__EXERCISE OBJECTIVE__
Each line below must be set down exactly; omit any image you find.

__MATERIAL PROVIDED__
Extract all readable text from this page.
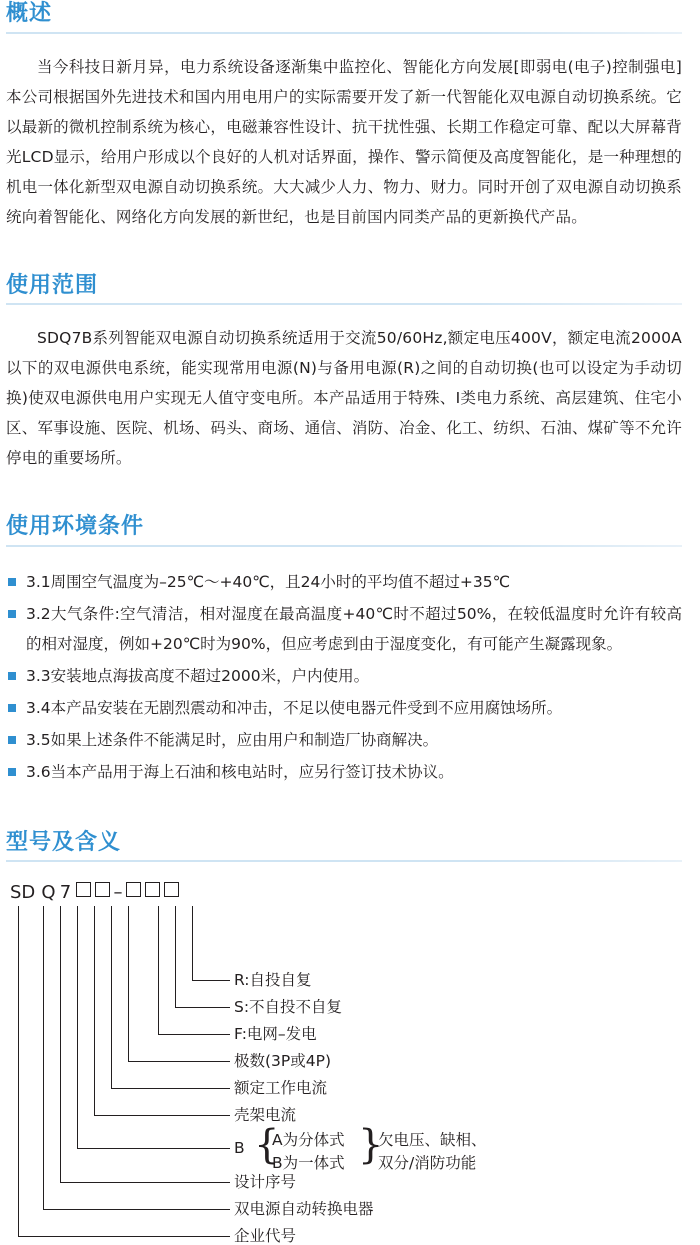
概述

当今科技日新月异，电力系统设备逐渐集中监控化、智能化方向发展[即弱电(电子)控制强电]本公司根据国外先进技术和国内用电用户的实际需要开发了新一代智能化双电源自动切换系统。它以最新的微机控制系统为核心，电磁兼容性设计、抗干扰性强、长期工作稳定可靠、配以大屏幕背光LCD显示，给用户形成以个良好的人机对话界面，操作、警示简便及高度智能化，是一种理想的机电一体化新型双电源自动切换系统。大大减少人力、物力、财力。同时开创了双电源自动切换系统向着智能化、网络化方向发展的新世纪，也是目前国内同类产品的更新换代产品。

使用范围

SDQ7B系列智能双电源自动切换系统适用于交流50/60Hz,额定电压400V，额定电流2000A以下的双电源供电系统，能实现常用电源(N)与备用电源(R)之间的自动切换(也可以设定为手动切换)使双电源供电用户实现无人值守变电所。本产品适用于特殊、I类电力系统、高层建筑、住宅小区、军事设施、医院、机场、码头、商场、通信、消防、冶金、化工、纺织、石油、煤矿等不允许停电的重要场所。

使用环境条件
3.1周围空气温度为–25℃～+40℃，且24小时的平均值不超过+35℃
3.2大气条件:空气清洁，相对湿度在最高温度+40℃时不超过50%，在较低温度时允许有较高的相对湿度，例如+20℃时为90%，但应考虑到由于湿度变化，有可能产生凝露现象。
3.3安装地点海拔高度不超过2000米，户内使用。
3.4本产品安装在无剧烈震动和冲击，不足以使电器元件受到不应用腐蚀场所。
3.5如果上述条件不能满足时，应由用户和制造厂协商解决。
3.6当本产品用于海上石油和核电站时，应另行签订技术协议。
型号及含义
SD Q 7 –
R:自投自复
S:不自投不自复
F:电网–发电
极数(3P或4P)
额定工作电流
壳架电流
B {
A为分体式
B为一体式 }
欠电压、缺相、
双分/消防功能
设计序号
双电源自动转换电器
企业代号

__RESULT OF THIS TASK__
Extract all readable text from this page.
概述

当今科技日新月异，电力系统设备逐渐集中监控化、智能化方向发展[即弱电(电子)控制强电]本公司根据国外先进技术和国内用电用户的实际需要开发了新一代智能化双电源自动切换系统。它以最新的微机控制系统为核心，电磁兼容性设计、抗干扰性强、长期工作稳定可靠、配以大屏幕背光LCD显示，给用户形成以个良好的人机对话界面，操作、警示简便及高度智能化，是一种理想的机电一体化新型双电源自动切换系统。大大减少人力、物力、财力。同时开创了双电源自动切换系统向着智能化、网络化方向发展的新世纪，也是目前国内同类产品的更新换代产品。

使用范围

SDQ7B系列智能双电源自动切换系统适用于交流50/60Hz,额定电压400V，额定电流2000A以下的双电源供电系统，能实现常用电源(N)与备用电源(R)之间的自动切换(也可以设定为手动切换)使双电源供电用户实现无人值守变电所。本产品适用于特殊、I类电力系统、高层建筑、住宅小区、军事设施、医院、机场、码头、商场、通信、消防、冶金、化工、纺织、石油、煤矿等不允许停电的重要场所。

使用环境条件
3.1周围空气温度为–25℃～+40℃，且24小时的平均值不超过+35℃
3.2大气条件:空气清洁，相对湿度在最高温度+40℃时不超过50%，在较低温度时允许有较高的相对湿度，例如+20℃时为90%，但应考虑到由于湿度变化，有可能产生凝露现象。
3.3安装地点海拔高度不超过2000米，户内使用。
3.4本产品安装在无剧烈震动和冲击，不足以使电器元件受到不应用腐蚀场所。
3.5如果上述条件不能满足时，应由用户和制造厂协商解决。
3.6当本产品用于海上石油和核电站时，应另行签订技术协议。
型号及含义
SD Q 7 –
R:自投自复
S:不自投不自复
F:电网–发电
极数(3P或4P)
额定工作电流
壳架电流
B {
A为分体式
B为一体式 }
欠电压、缺相、
双分/消防功能
设计序号
双电源自动转换电器
企业代号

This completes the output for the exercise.